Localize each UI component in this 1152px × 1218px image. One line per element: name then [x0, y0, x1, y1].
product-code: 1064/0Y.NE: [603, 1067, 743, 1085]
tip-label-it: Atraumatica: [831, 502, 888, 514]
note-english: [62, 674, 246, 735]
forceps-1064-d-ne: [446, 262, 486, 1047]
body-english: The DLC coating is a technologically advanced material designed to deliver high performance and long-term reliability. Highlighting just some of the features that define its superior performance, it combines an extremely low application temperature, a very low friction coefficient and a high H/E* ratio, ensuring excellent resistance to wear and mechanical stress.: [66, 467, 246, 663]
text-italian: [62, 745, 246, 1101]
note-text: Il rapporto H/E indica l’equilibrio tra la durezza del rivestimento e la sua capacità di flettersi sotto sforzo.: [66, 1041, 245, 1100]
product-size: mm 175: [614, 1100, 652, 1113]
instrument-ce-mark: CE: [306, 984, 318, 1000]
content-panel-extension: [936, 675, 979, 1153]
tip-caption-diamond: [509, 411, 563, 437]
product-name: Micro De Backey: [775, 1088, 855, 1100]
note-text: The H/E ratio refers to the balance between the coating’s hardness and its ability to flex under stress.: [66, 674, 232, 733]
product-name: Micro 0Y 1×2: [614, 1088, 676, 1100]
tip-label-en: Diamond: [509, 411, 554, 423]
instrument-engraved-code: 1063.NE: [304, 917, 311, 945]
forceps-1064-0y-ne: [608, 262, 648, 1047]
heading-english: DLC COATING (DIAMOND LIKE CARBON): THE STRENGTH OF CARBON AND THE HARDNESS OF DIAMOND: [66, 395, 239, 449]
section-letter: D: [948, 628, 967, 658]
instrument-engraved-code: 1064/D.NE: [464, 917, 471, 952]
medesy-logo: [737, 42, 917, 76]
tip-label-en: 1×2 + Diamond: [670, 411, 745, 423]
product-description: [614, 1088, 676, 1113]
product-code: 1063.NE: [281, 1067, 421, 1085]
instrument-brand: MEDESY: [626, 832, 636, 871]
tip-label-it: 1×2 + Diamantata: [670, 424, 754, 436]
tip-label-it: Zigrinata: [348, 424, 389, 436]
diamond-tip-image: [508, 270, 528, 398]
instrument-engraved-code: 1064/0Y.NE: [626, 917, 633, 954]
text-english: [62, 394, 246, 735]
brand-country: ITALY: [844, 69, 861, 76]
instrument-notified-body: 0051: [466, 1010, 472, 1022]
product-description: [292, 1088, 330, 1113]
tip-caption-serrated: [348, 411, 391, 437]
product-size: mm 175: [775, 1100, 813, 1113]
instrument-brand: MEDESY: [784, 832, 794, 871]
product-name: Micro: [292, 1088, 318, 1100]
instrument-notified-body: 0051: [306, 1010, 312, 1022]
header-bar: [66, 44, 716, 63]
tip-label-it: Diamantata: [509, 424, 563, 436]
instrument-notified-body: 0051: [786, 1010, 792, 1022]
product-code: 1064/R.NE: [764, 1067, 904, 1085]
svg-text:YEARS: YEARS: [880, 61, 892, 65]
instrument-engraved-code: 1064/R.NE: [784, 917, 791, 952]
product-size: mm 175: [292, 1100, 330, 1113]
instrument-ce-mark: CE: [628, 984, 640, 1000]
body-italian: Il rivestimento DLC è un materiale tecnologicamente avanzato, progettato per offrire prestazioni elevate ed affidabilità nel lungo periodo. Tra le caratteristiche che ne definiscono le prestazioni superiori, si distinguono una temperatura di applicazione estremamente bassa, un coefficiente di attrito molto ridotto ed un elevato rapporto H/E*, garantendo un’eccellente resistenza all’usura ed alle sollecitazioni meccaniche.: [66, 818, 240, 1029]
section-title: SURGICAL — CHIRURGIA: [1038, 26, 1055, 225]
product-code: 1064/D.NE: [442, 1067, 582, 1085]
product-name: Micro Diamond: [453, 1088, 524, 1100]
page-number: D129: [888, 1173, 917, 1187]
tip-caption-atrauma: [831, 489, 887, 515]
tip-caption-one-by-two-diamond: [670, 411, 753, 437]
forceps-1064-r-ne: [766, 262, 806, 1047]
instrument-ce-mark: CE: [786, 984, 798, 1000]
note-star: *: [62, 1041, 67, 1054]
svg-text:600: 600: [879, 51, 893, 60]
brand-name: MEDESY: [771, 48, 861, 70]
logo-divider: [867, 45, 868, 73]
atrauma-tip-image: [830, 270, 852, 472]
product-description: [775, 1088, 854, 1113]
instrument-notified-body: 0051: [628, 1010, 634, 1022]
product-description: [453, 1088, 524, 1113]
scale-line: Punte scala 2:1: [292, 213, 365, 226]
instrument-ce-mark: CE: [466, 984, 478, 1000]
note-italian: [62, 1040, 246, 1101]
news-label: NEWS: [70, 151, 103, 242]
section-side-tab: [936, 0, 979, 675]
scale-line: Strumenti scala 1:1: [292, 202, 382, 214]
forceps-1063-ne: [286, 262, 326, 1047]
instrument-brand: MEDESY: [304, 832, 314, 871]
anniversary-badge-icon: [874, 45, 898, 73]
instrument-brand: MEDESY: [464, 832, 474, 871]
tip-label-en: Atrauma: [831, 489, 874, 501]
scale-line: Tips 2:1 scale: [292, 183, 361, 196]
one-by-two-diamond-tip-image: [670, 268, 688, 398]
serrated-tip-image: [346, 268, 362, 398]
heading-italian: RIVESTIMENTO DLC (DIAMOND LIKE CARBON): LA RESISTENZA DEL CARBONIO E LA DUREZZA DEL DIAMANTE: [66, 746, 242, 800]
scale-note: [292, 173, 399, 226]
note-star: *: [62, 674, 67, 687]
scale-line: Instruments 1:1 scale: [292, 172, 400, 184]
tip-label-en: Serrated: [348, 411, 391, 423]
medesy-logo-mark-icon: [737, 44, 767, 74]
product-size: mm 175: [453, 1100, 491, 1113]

-*-

Exercise brief:
Could you extract every line of the records above and reproduce each one verbatim, in the original order and with nothing changed?

Answer below:
Localize each UI component in this 1152px × 1218px image. One line per element: name then [x0, y0, x1, y1].
product-code: 1064/0Y.NE: [603, 1067, 743, 1085]
tip-label-it: Atraumatica: [831, 502, 888, 514]
note-english: [62, 674, 246, 735]
forceps-1064-d-ne: [446, 262, 486, 1047]
body-english: The DLC coating is a technologically advanced material designed to deliver high performance and long-term reliability. Highlighting just some of the features that define its superior performance, it combines an extremely low application temperature, a very low friction coefficient and a high H/E* ratio, ensuring excellent resistance to wear and mechanical stress.: [66, 467, 246, 663]
text-italian: [62, 745, 246, 1101]
note-text: Il rapporto H/E indica l’equilibrio tra la durezza del rivestimento e la sua capacità di flettersi sotto sforzo.: [66, 1041, 245, 1100]
product-size: mm 175: [614, 1100, 652, 1113]
instrument-ce-mark: CE: [306, 984, 318, 1000]
content-panel-extension: [936, 675, 979, 1153]
tip-caption-diamond: [509, 411, 563, 437]
product-name: Micro De Backey: [775, 1088, 855, 1100]
note-text: The H/E ratio refers to the balance between the coating’s hardness and its ability to flex under stress.: [66, 674, 232, 733]
product-name: Micro 0Y 1×2: [614, 1088, 676, 1100]
tip-label-en: Diamond: [509, 411, 554, 423]
instrument-engraved-code: 1063.NE: [304, 917, 311, 945]
forceps-1064-0y-ne: [608, 262, 648, 1047]
heading-english: DLC COATING (DIAMOND LIKE CARBON): THE STRENGTH OF CARBON AND THE HARDNESS OF DIAMOND: [66, 395, 239, 449]
section-letter: D: [948, 628, 967, 658]
instrument-engraved-code: 1064/D.NE: [464, 917, 471, 952]
medesy-logo: [737, 42, 917, 76]
tip-label-en: 1×2 + Diamond: [670, 411, 745, 423]
product-description: [614, 1088, 676, 1113]
product-code: 1063.NE: [281, 1067, 421, 1085]
instrument-brand: MEDESY: [626, 832, 636, 871]
tip-label-it: 1×2 + Diamantata: [670, 424, 754, 436]
tip-label-it: Zigrinata: [348, 424, 389, 436]
diamond-tip-image: [508, 270, 528, 398]
instrument-engraved-code: 1064/0Y.NE: [626, 917, 633, 954]
text-english: [62, 394, 246, 735]
brand-country: ITALY: [844, 69, 861, 76]
instrument-notified-body: 0051: [466, 1010, 472, 1022]
product-description: [292, 1088, 330, 1113]
tip-caption-serrated: [348, 411, 391, 437]
product-size: mm 175: [775, 1100, 813, 1113]
instrument-brand: MEDESY: [784, 832, 794, 871]
product-name: Micro: [292, 1088, 318, 1100]
instrument-notified-body: 0051: [306, 1010, 312, 1022]
header-bar: [66, 44, 716, 63]
tip-label-it: Diamantata: [509, 424, 563, 436]
instrument-notified-body: 0051: [786, 1010, 792, 1022]
product-code: 1064/R.NE: [764, 1067, 904, 1085]
svg-text:YEARS: YEARS: [880, 61, 892, 65]
instrument-engraved-code: 1064/R.NE: [784, 917, 791, 952]
product-size: mm 175: [292, 1100, 330, 1113]
instrument-ce-mark: CE: [628, 984, 640, 1000]
body-italian: Il rivestimento DLC è un materiale tecnologicamente avanzato, progettato per offrire prestazioni elevate ed affidabilità nel lungo periodo. Tra le caratteristiche che ne definiscono le prestazioni superiori, si distinguono una temperatura di applicazione estremamente bassa, un coefficiente di attrito molto ridotto ed un elevato rapporto H/E*, garantendo un’eccellente resistenza all’usura ed alle sollecitazioni meccaniche.: [66, 818, 240, 1029]
section-title: SURGICAL — CHIRURGIA: [1038, 26, 1055, 225]
product-code: 1064/D.NE: [442, 1067, 582, 1085]
product-name: Micro Diamond: [453, 1088, 524, 1100]
page-number: D129: [888, 1173, 917, 1187]
tip-caption-atrauma: [831, 489, 887, 515]
tip-caption-one-by-two-diamond: [670, 411, 753, 437]
forceps-1064-r-ne: [766, 262, 806, 1047]
instrument-ce-mark: CE: [786, 984, 798, 1000]
note-star: *: [62, 1041, 67, 1054]
svg-text:600: 600: [879, 51, 893, 60]
brand-name: MEDESY: [771, 48, 861, 70]
logo-divider: [867, 45, 868, 73]
atrauma-tip-image: [830, 270, 852, 472]
product-description: [775, 1088, 854, 1113]
instrument-notified-body: 0051: [628, 1010, 634, 1022]
product-description: [453, 1088, 524, 1113]
scale-line: Punte scala 2:1: [292, 213, 365, 226]
instrument-ce-mark: CE: [466, 984, 478, 1000]
note-italian: [62, 1040, 246, 1101]
news-label: NEWS: [70, 151, 103, 242]
section-side-tab: [936, 0, 979, 675]
scale-line: Strumenti scala 1:1: [292, 202, 382, 214]
forceps-1063-ne: [286, 262, 326, 1047]
instrument-brand: MEDESY: [304, 832, 314, 871]
anniversary-badge-icon: [874, 45, 898, 73]
instrument-brand: MEDESY: [464, 832, 474, 871]
tip-label-en: Atrauma: [831, 489, 874, 501]
scale-line: Tips 2:1 scale: [292, 183, 361, 196]
one-by-two-diamond-tip-image: [670, 268, 688, 398]
serrated-tip-image: [346, 268, 362, 398]
heading-italian: RIVESTIMENTO DLC (DIAMOND LIKE CARBON): LA RESISTENZA DEL CARBONIO E LA DUREZZA DEL DIAMANTE: [66, 746, 242, 800]
scale-note: [292, 173, 399, 226]
note-star: *: [62, 674, 67, 687]
scale-line: Instruments 1:1 scale: [292, 172, 400, 184]
tip-label-en: Serrated: [348, 411, 391, 423]
medesy-logo-mark-icon: [737, 44, 767, 74]
product-size: mm 175: [453, 1100, 491, 1113]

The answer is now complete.